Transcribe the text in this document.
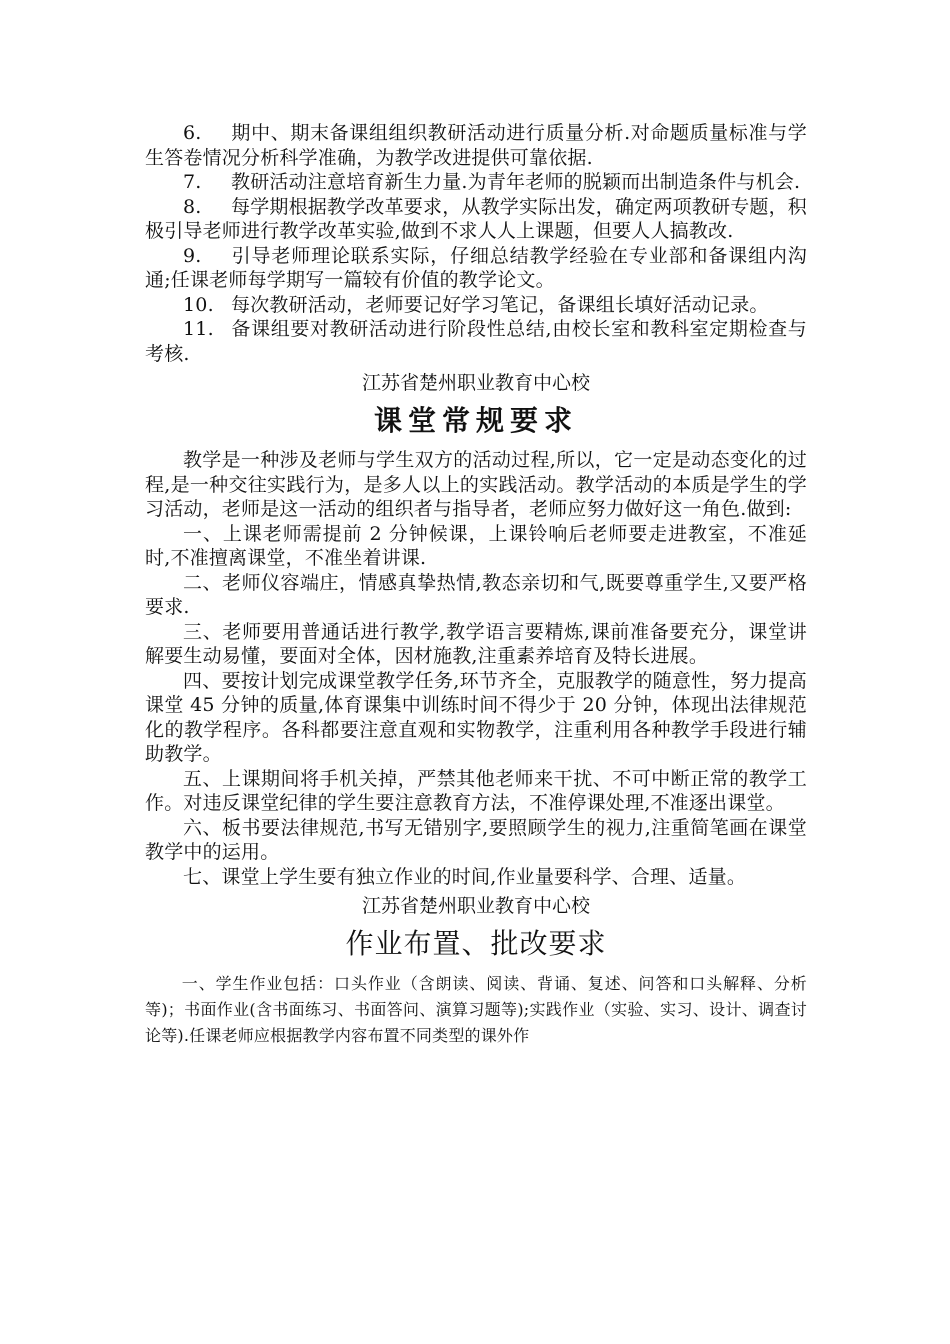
6. 期中、期末备课组组织教研活动进行质量分析.对命题质量标准与学生答卷情况分析科学准确，为教学改进提供可靠依据.

7. 教研活动注意培育新生力量.为青年老师的脱颖而出制造条件与机会.

8. 每学期根据教学改革要求，从教学实际出发，确定两项教研专题，积极引导老师进行教学改革实验,做到不求人人上课题，但要人人搞教改.

9. 引导老师理论联系实际，仔细总结教学经验在专业部和备课组内沟通;任课老师每学期写一篇较有价值的教学论文。

10. 每次教研活动，老师要记好学习笔记，备课组长填好活动记录。

11. 备课组要对教研活动进行阶段性总结,由校长室和教科室定期检查与考核.

江苏省楚州职业教育中心校

课堂常规要求

教学是一种涉及老师与学生双方的活动过程,所以，它一定是动态变化的过程,是一种交往实践行为，是多人以上的实践活动。教学活动的本质是学生的学习活动，老师是这一活动的组织者与指导者，老师应努力做好这一角色.做到:

一、上课老师需提前 2 分钟候课，上课铃响后老师要走进教室，不准延时,不准擅离课堂，不准坐着讲课.

二、老师仪容端庄，情感真挚热情,教态亲切和气,既要尊重学生,又要严格要求.

三、老师要用普通话进行教学,教学语言要精炼,课前准备要充分，课堂讲解要生动易懂，要面对全体，因材施教,注重素养培育及特长进展。

四、要按计划完成课堂教学任务,环节齐全，克服教学的随意性，努力提高课堂 45 分钟的质量,体育课集中训练时间不得少于 20 分钟，体现出法律规范化的教学程序。各科都要注意直观和实物教学，注重利用各种教学手段进行辅助教学。

五、上课期间将手机关掉，严禁其他老师来干扰、不可中断正常的教学工作。对违反课堂纪律的学生要注意教育方法，不准停课处理,不准逐出课堂。

六、板书要法律规范,书写无错别字,要照顾学生的视力,注重简笔画在课堂教学中的运用。

七、课堂上学生要有独立作业的时间,作业量要科学、合理、适量。

江苏省楚州职业教育中心校

作业布置、批改要求

一、学生作业包括：口头作业（含朗读、阅读、背诵、复述、问答和口头解释、分析等)；书面作业(含书面练习、书面答问、演算习题等);实践作业（实验、实习、设计、调查讨论等).任课老师应根据教学内容布置不同类型的课外作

═══

*Given problem*
Copy each line exactly, and leave the pictures out of your copy.

*Response to the exercise*
Transcribe the text in this document.
6. 期中、期末备课组组织教研活动进行质量分析.对命题质量标准与学生答卷情况分析科学准确，为教学改进提供可靠依据.

7. 教研活动注意培育新生力量.为青年老师的脱颖而出制造条件与机会.

8. 每学期根据教学改革要求，从教学实际出发，确定两项教研专题，积极引导老师进行教学改革实验,做到不求人人上课题，但要人人搞教改.

9. 引导老师理论联系实际，仔细总结教学经验在专业部和备课组内沟通;任课老师每学期写一篇较有价值的教学论文。

10. 每次教研活动，老师要记好学习笔记，备课组长填好活动记录。

11. 备课组要对教研活动进行阶段性总结,由校长室和教科室定期检查与考核.

江苏省楚州职业教育中心校

课堂常规要求

教学是一种涉及老师与学生双方的活动过程,所以，它一定是动态变化的过程,是一种交往实践行为，是多人以上的实践活动。教学活动的本质是学生的学习活动，老师是这一活动的组织者与指导者，老师应努力做好这一角色.做到:

一、上课老师需提前 2 分钟候课，上课铃响后老师要走进教室，不准延时,不准擅离课堂，不准坐着讲课.

二、老师仪容端庄，情感真挚热情,教态亲切和气,既要尊重学生,又要严格要求.

三、老师要用普通话进行教学,教学语言要精炼,课前准备要充分，课堂讲解要生动易懂，要面对全体，因材施教,注重素养培育及特长进展。

四、要按计划完成课堂教学任务,环节齐全，克服教学的随意性，努力提高课堂 45 分钟的质量,体育课集中训练时间不得少于 20 分钟，体现出法律规范化的教学程序。各科都要注意直观和实物教学，注重利用各种教学手段进行辅助教学。

五、上课期间将手机关掉，严禁其他老师来干扰、不可中断正常的教学工作。对违反课堂纪律的学生要注意教育方法，不准停课处理,不准逐出课堂。

六、板书要法律规范,书写无错别字,要照顾学生的视力,注重简笔画在课堂教学中的运用。

七、课堂上学生要有独立作业的时间,作业量要科学、合理、适量。

江苏省楚州职业教育中心校

作业布置、批改要求

一、学生作业包括：口头作业（含朗读、阅读、背诵、复述、问答和口头解释、分析等)；书面作业(含书面练习、书面答问、演算习题等);实践作业（实验、实习、设计、调查讨论等).任课老师应根据教学内容布置不同类型的课外作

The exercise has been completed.